[start Provided text]
North Tonawanda Mayor Robert G. Ortt during his 2014 State of the City address, held at Webster's Bistro.

BY: Kori Sciandra | February 05, 2014

As North Tonawanda continues to grow and remain a strong city, Mayor Robert G. Ortt believes there are always areas within the city that can be strengthened and improved. Among the areas Ortt is referring to is the city’s infrastructure, which Ortt addressed during his State of the City speech, held Wednesday at Webster’s Bistro, North Tonawanda.

As a result of the July 19 thunderstorm, the city experienced severe flooding. Specifically, 4.3 inches of rainfall was accumulated in a short period of time. This caused massive power outages to occur throughout the city, and left 4,000 homes without power. In addition, the Dec. 22 winter storm caused just about half of the amount of power outages the July storm did, with a total accumulation of three inches of rain.

“These storms put significant pressure on our water and sewer systems, and in some areas, exhausted them,” said Ortt. “Many of our residents experienced flooded basements and property damage as a result of these storms.”

These types of weather related occurrences are always unpredictable, however, Ortt has a plan to ensure the city and its residents are prepared for future weather related damages.

Ortt has committed nearly $1 million dollars in the 2014 Capital Budget, to be used toward upgrading the city’s infrastructure.

Among these changes is the request of $300,000 for emergency backup, natural gas generators at six of the city’s most critical lift stations.

Replacing the aging water main in the city is a top priority for city government. The city intends to use PVC piping, because it is cheaper and allows the city to replace more feet of the main. The PVC is expected to hold up better over the course of time, there is $300,000 allotted for this project.

In addition, Ortt is calling for $300,000 to be used for storm sewer separation. There are sections of the city that have combined storm and sanitary systems.

“This causes an increased risk of backups,” said Ortt.

The city plans to identify these areas and separate them.

This winter brought with it a blast of cold weather and will leave behind a slue of damaged roads.

“Since 2011, your city government has invested nearly $3 million in street repairs, including $800,000 in this year’s budget,” said Ortt. “We have resurfaced more than 30 miles of streets in that time.”

Ortt plans to ask for an additional $200,000 in the year’s Capital budget for resurfacing and repairing city streets.

While the city’s infrastructure is a major concern of Ortt’s, he is always looking toward bettering the future of North Tonawanda. To do so, Ortt plans to implement performance contracting. This allows the mayor and his administration to focus on cutting costs, specifically the cost of energy.

“There are many improvements that we could make that would be more energy efficient and would improve our infrastructure. However, the cost is too high,” said Ortt. “Performance contracting is a process whereby the savings from reduced energy costs are guaranteed by law to pay for the project. That translates into zero budgetary impact for the taxpayer.”

Ortt intends to send a proposal, requesting a full, comprehensive energy audit. Once those results are received, the city can move forward with making improvements to the infrastructure, as well as making public buildings more energy efficient.
[end Provided text]
[start Data records]
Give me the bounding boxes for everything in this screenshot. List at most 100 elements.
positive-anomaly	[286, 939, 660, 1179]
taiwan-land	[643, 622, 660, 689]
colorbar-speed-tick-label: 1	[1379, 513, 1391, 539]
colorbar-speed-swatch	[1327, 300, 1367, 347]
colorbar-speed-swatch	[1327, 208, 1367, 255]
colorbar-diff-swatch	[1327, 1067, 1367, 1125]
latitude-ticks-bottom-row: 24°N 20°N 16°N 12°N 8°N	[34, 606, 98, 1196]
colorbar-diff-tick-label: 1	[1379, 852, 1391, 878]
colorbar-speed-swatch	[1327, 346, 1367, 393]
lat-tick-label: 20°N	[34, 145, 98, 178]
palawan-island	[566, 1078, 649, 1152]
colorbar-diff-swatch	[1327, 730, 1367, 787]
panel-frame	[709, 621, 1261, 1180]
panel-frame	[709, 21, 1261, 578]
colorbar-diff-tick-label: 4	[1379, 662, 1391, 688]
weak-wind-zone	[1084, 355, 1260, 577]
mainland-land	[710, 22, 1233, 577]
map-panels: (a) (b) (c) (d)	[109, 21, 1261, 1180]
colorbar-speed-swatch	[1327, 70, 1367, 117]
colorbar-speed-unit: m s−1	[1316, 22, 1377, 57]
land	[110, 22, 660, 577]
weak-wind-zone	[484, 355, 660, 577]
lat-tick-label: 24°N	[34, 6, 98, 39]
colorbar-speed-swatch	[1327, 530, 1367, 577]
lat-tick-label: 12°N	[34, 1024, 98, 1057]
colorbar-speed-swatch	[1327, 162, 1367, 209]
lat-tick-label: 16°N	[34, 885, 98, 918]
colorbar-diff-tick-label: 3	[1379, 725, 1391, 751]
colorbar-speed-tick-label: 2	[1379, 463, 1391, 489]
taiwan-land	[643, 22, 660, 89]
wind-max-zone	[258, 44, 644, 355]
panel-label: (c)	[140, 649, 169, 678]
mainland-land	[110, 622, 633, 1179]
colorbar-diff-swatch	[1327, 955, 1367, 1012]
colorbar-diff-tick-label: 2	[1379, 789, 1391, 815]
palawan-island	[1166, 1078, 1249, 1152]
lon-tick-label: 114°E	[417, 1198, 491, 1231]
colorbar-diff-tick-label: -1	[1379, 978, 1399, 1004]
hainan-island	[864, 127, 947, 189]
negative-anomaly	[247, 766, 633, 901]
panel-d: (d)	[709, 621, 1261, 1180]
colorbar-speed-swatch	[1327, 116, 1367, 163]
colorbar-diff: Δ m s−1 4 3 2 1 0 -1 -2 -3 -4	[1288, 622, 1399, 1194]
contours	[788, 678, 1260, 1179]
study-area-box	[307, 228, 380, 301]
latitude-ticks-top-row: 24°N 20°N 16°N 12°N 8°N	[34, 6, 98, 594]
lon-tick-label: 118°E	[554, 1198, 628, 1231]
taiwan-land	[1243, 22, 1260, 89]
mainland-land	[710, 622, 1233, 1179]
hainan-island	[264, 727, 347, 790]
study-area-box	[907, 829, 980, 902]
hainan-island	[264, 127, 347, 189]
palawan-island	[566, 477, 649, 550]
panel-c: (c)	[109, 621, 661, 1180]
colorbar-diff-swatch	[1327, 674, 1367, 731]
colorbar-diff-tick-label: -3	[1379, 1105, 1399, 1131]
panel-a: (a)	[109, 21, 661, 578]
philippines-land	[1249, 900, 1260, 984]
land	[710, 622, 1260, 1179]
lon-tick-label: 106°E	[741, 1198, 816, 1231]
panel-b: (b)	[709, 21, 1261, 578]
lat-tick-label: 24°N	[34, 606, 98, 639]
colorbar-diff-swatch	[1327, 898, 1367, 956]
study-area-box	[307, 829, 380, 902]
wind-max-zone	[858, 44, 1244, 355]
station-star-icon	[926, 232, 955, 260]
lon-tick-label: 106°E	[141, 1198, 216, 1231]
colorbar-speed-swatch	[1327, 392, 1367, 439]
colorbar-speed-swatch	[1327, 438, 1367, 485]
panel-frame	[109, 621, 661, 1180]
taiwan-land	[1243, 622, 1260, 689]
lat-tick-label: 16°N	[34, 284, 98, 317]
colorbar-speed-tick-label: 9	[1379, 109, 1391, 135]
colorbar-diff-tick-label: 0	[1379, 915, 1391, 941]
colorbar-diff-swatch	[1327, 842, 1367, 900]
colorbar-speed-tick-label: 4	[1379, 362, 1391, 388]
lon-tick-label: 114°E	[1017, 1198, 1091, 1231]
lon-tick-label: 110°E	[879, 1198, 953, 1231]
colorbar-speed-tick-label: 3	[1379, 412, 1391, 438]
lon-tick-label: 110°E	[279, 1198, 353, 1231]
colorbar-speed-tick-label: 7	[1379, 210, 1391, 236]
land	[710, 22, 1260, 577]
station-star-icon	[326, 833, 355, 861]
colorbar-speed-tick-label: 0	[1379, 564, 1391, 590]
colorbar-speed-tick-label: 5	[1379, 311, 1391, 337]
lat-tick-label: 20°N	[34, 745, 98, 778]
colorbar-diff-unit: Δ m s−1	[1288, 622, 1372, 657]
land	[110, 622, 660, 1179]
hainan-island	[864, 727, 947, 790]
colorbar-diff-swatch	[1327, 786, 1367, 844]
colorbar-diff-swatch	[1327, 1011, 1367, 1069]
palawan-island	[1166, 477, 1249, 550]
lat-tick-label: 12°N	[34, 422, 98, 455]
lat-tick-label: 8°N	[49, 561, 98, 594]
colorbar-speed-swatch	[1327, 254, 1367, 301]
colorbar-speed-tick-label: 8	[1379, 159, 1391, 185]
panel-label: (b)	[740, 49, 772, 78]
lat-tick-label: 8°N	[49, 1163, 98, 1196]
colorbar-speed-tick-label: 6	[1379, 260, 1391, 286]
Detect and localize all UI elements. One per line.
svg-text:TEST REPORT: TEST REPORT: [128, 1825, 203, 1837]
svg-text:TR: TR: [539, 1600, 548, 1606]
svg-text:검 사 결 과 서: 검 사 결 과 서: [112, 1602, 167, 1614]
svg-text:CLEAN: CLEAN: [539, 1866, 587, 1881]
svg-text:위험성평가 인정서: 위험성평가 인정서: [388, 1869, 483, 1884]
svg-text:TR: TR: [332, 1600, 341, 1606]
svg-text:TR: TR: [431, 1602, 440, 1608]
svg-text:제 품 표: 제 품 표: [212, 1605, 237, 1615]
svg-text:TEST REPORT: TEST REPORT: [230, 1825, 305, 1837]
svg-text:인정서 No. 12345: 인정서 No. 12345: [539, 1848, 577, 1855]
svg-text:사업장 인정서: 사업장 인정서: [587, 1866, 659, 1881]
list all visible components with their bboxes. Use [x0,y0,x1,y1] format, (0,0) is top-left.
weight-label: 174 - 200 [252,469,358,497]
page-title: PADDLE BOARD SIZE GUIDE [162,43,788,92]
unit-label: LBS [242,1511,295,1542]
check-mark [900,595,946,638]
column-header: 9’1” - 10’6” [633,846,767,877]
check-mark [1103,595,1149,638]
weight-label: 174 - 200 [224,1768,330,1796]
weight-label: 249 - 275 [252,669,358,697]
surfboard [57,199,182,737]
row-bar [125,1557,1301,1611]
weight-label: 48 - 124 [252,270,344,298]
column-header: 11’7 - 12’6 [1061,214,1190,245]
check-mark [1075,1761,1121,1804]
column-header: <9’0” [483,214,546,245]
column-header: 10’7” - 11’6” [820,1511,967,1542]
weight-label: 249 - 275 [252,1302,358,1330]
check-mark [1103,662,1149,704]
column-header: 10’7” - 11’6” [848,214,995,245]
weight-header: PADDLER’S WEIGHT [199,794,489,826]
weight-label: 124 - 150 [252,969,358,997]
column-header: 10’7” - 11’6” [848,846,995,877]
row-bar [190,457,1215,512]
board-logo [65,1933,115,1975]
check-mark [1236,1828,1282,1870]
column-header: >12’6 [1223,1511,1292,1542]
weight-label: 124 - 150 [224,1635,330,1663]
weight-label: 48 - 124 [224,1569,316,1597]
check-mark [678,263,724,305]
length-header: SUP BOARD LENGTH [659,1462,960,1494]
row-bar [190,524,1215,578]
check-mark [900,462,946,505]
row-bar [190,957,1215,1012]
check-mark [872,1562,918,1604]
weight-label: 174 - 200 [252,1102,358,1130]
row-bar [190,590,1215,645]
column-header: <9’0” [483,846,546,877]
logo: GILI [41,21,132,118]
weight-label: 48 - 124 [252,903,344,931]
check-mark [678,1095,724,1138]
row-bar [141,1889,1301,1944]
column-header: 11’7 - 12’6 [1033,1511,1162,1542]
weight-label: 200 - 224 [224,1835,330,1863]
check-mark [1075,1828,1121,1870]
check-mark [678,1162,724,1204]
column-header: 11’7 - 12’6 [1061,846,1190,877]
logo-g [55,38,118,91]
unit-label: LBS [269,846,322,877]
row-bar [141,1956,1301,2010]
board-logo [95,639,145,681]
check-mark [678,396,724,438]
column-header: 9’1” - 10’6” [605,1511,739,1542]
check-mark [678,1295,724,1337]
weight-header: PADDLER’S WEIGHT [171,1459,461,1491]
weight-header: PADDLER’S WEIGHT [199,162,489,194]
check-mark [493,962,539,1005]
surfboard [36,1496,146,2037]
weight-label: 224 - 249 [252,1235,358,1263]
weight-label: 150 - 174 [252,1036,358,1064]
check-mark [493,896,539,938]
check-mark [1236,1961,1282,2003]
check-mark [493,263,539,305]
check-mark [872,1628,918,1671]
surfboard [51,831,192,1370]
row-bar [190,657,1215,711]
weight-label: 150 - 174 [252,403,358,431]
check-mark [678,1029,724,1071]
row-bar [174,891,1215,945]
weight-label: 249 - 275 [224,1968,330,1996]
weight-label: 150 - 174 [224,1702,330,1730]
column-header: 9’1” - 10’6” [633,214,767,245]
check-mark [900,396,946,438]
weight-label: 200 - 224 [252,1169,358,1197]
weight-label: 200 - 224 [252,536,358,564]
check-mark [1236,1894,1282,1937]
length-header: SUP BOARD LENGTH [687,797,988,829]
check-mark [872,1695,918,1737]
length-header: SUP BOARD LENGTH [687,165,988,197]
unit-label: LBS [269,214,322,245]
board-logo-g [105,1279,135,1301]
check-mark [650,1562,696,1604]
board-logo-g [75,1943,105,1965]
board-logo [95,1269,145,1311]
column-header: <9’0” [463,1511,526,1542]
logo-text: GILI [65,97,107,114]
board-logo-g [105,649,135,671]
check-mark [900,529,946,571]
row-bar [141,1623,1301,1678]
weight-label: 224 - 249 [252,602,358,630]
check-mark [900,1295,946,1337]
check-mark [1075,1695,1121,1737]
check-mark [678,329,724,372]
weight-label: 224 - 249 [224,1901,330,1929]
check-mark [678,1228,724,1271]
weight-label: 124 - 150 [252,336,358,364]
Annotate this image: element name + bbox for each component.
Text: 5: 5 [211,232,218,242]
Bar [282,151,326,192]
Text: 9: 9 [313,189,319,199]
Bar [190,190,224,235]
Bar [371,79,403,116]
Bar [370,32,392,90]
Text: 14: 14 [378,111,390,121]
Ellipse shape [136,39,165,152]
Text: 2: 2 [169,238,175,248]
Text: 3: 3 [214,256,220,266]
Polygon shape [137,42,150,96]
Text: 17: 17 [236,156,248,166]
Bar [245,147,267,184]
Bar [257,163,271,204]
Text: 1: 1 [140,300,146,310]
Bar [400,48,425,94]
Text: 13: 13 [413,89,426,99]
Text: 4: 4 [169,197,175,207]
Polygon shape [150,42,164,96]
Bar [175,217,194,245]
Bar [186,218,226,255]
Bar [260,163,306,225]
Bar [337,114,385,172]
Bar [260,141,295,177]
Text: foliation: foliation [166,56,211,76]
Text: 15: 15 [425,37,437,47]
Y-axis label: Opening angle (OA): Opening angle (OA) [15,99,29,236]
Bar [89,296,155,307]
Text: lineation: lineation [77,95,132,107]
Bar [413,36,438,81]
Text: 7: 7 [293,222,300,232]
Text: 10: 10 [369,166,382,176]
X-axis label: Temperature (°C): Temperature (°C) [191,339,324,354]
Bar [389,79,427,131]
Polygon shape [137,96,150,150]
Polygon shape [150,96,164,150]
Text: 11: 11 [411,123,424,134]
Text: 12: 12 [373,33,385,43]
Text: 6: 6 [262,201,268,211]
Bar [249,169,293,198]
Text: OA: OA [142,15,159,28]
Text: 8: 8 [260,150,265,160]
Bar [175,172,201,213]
[end Data records]
Exercise:
Carry the article on North Tonawanda's 2014 State of the City address forward from its final sentence.

Task result:
Leading North Tonawanda into 2014:

A major focus for the upcoming years is the revitalization of Oliver Street.

“Today Oliver Street is a far cry from the bar and entertainment district it used to be...However...there is a good foundation for the Oliver Street of tomorrow,” said Ortt.

The city submitted a grant application through the New York State Consolidation Funding process, seeking funds for structural improvements, which were approved. The city received $200,000 toward these improvements.

A similar grant was used during the build up of Webster Street. Ortt is optimistic about these improvements.

After many years of waiting, North Tonawanda residents will finally see the completion of the Meadow Drive Extension.

“This long awaited extension has been discussed for years, and finally broke ground last fall, thanks to the efforts of my administration and the hard work of city attorney Shawn Nickerson and Dale Marshall,” said Ortt.

The Meadow Drive Extension will connect the mid-city business district to Erie Avenue and the Walmart Supercenter.

City projects and expected completions:

Among many different projects that are underway throughout the city, the following are at the top of the list in North Tonawanda:

•Three kayak launches/docks along the Erie Canal at Botanical Gardens, Service Drive, and downtown

•Plans for sharing water purification and distributing services with the City of Lockport have been in place for the past few years. Both cities have been working toward a common goal of cost saving through the use of shared services.

•The Webster Street Green Infrastructure project will be completed this year. The city received $500,000 toward a new green water infiltration system. The system will collect storm water and prevent it from running into the canal.

• The Erie Canal bike path extension will be completed.

•The $2.3 million completion of the Durkee Bridge is a major connection point from mainland North Tonawanda to Tonawanda Island.

• Lastly, the city received an additional $208,000 in state funding for the Gratwick Riverside Marina project. Work on the docks and marina will continue.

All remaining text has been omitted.